→ **Required task**
For each line in the data below that holds "Mengetahui", return a copy.

Stored data entries:
[start]

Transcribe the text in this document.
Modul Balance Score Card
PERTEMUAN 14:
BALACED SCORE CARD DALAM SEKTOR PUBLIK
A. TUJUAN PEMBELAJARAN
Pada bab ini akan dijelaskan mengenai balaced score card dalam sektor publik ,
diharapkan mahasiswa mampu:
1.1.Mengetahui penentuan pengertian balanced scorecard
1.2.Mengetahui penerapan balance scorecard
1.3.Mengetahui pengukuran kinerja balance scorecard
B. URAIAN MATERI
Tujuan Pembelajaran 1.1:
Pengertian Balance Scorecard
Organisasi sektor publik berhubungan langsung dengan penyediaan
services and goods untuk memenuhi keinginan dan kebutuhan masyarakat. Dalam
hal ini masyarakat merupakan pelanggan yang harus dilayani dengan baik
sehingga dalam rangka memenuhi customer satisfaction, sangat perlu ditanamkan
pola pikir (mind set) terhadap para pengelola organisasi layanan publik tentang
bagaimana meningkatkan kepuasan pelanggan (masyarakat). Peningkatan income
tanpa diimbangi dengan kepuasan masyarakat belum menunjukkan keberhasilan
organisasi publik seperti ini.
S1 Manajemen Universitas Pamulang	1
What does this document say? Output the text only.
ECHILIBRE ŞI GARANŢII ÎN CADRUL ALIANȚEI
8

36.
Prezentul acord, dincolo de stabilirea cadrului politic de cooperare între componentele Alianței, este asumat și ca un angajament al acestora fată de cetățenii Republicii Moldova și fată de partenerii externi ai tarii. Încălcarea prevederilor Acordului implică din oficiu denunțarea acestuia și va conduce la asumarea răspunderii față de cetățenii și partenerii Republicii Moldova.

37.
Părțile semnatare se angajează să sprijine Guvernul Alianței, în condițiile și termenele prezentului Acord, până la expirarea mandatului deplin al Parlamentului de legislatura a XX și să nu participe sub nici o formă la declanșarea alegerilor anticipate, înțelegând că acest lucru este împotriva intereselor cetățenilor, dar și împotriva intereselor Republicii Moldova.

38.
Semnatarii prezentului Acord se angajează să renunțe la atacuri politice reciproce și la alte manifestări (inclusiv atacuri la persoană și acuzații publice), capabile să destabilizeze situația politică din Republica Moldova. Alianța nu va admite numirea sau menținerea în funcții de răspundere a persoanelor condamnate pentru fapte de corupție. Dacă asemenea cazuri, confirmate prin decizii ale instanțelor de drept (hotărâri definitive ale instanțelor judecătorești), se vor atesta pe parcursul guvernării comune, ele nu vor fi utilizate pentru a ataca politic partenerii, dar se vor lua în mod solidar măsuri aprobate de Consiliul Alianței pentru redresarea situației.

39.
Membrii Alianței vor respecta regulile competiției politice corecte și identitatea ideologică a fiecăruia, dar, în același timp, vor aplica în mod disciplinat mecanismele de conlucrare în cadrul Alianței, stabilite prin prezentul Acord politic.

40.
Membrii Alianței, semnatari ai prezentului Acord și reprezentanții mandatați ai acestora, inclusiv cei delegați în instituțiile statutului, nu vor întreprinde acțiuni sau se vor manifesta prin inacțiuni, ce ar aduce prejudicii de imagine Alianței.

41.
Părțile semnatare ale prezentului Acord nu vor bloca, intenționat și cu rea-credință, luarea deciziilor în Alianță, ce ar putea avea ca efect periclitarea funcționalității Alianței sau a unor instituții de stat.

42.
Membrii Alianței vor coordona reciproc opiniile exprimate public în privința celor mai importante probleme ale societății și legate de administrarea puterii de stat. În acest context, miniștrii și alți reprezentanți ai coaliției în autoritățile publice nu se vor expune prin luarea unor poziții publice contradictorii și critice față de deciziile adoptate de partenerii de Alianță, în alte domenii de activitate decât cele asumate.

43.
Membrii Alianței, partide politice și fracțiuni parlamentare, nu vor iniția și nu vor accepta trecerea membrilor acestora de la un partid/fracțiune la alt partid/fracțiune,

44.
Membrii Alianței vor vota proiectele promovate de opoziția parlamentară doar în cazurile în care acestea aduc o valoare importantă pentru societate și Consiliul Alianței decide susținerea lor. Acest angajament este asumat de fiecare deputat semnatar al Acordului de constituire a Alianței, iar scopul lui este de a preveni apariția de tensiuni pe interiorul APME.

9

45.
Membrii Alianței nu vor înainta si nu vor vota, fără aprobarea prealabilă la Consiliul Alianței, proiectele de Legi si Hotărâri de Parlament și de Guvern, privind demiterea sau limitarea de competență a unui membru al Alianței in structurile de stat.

[end]
[start]

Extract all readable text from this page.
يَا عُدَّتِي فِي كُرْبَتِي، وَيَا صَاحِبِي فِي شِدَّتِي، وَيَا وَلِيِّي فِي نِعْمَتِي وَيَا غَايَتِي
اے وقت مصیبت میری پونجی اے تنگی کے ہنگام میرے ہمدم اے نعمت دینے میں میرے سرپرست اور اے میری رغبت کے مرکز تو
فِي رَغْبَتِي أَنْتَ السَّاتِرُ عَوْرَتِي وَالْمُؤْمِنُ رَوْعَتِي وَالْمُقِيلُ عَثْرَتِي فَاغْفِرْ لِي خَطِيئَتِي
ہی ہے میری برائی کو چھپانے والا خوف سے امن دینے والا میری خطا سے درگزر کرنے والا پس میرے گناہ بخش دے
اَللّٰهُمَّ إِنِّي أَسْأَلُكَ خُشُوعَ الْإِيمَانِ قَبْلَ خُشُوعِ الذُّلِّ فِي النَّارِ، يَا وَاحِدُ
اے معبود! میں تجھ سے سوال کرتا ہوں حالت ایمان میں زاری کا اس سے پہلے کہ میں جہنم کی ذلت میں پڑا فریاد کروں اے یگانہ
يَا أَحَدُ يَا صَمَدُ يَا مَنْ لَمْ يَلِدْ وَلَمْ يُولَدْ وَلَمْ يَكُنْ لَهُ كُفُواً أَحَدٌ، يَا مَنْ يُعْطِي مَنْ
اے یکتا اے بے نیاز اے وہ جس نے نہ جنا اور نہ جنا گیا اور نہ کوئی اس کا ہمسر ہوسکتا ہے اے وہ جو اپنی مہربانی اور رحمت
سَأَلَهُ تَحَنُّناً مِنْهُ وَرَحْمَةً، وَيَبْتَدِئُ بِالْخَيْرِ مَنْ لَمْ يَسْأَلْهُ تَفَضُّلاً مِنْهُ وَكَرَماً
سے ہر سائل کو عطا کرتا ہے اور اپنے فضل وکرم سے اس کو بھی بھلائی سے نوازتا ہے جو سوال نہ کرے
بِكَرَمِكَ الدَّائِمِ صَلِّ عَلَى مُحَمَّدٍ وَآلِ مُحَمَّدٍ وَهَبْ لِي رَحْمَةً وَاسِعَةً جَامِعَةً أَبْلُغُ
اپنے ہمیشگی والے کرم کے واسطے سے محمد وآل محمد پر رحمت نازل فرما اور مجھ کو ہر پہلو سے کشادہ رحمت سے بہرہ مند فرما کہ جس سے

[end]
[start]

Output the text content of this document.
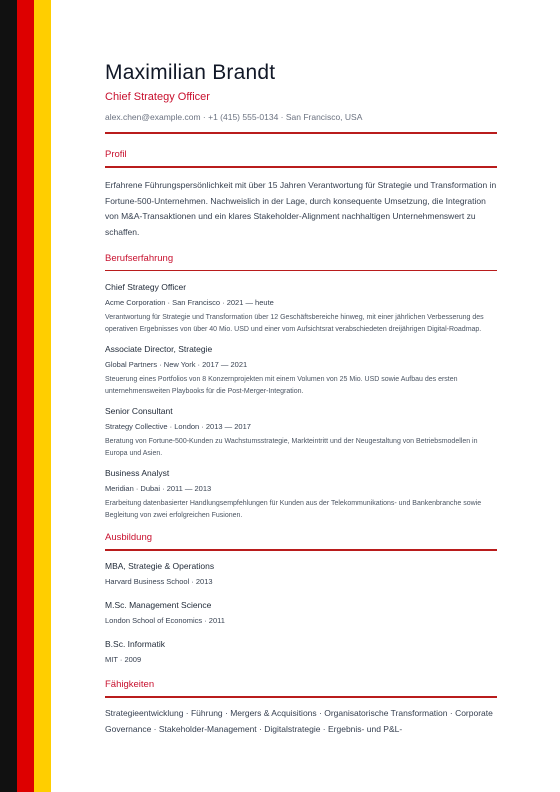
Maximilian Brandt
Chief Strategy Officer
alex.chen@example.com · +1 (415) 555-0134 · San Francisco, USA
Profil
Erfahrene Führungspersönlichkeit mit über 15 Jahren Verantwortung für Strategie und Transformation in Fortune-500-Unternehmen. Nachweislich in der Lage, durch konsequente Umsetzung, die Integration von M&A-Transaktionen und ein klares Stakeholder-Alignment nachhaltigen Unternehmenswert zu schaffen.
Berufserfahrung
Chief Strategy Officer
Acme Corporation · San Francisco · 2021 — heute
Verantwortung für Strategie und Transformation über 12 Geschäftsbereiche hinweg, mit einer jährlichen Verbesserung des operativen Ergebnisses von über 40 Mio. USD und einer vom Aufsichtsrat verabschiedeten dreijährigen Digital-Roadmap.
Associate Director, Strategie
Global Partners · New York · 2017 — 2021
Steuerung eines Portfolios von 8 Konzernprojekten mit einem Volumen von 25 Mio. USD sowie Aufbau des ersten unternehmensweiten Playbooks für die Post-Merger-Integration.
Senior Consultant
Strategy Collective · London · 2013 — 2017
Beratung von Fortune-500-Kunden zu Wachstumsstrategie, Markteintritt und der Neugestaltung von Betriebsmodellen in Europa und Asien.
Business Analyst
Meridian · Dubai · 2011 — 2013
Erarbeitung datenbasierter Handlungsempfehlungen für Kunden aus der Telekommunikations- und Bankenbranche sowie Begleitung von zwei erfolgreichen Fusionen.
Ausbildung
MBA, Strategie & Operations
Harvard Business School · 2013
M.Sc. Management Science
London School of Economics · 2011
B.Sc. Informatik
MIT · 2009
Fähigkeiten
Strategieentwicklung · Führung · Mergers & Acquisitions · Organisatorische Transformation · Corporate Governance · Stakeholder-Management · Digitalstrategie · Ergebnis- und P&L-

[end]

→ **Solution for this task**
1.1.Mengetahui penentuan pengertian balanced scorecard
1.2.Mengetahui penerapan balance scorecard
1.3.Mengetahui pengukuran kinerja balance scorecard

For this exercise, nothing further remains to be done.